Skip the pictures. Transcribe the rest of the data below without changing a word.

Data records:

★ ★ ★ ★ ★

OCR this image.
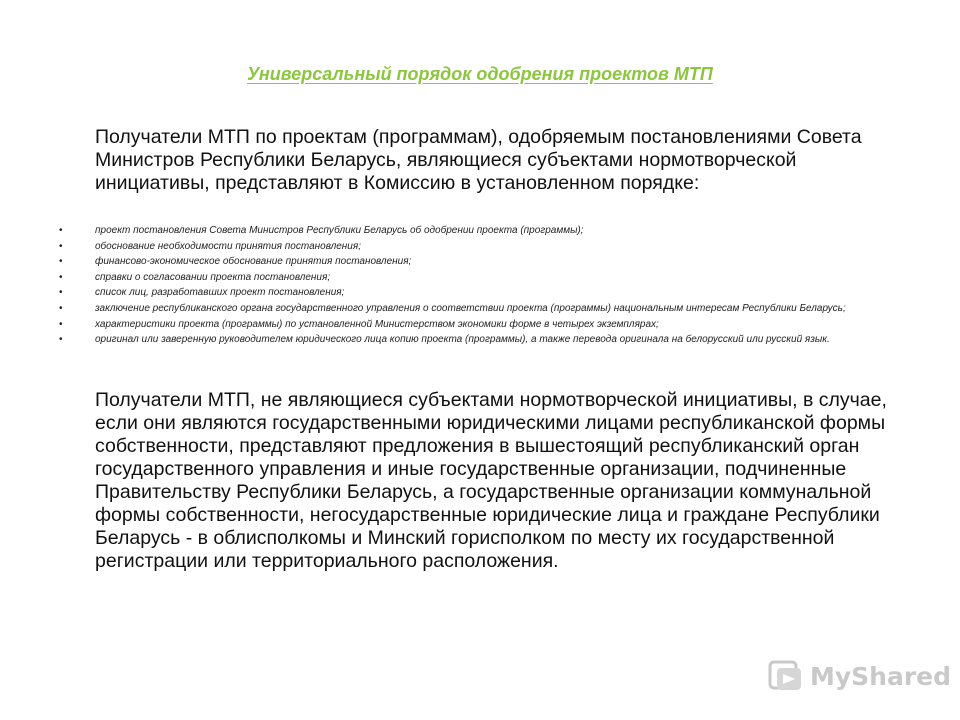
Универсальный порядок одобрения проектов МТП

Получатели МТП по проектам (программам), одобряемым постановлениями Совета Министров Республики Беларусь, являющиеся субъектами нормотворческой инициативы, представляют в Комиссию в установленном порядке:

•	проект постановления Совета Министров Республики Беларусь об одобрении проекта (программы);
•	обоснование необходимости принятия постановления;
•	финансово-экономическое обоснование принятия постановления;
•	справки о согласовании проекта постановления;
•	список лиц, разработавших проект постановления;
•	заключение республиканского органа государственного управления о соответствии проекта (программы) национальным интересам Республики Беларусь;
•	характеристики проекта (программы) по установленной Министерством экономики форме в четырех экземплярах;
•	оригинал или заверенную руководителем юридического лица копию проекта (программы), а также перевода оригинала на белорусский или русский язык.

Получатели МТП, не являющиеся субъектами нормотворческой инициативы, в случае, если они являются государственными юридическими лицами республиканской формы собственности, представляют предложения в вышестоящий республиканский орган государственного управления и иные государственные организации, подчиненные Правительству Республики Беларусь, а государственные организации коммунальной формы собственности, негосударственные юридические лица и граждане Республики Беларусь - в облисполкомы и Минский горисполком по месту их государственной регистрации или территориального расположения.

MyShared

★ ★ ★ ★ ★

§ SOLUTION TO THIS TASK:
OCR this image.
Универсальный порядок одобрения проектов МТП

Получатели МТП по проектам (программам), одобряемым постановлениями Совета Министров Республики Беларусь, являющиеся субъектами нормотворческой инициативы, представляют в Комиссию в установленном порядке:

•	проект постановления Совета Министров Республики Беларусь об одобрении проекта (программы);
•	обоснование необходимости принятия постановления;
•	финансово-экономическое обоснование принятия постановления;
•	справки о согласовании проекта постановления;
•	список лиц, разработавших проект постановления;
•	заключение республиканского органа государственного управления о соответствии проекта (программы) национальным интересам Республики Беларусь;
•	характеристики проекта (программы) по установленной Министерством экономики форме в четырех экземплярах;
•	оригинал или заверенную руководителем юридического лица копию проекта (программы), а также перевода оригинала на белорусский или русский язык.

Получатели МТП, не являющиеся субъектами нормотворческой инициативы, в случае, если они являются государственными юридическими лицами республиканской формы собственности, представляют предложения в вышестоящий республиканский орган государственного управления и иные государственные организации, подчиненные Правительству Республики Беларусь, а государственные организации коммунальной формы собственности, негосударственные юридические лица и граждане Республики Беларусь - в облисполкомы и Минский горисполком по месту их государственной регистрации или территориального расположения.

MyShared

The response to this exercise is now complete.